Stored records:
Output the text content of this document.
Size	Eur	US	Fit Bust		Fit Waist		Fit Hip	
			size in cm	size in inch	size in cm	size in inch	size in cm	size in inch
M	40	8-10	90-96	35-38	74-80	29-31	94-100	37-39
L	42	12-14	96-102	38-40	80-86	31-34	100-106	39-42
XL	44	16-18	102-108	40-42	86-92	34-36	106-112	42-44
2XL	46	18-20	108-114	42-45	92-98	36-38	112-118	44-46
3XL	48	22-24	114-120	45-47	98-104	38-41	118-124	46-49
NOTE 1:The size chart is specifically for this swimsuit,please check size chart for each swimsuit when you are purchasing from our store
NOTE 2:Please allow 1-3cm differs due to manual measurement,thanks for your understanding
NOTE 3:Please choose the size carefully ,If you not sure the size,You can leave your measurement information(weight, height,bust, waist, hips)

- **Task statement**:
Return only the number of lines in the entries that contain the string "measurement".

- **Exercise answer**:
2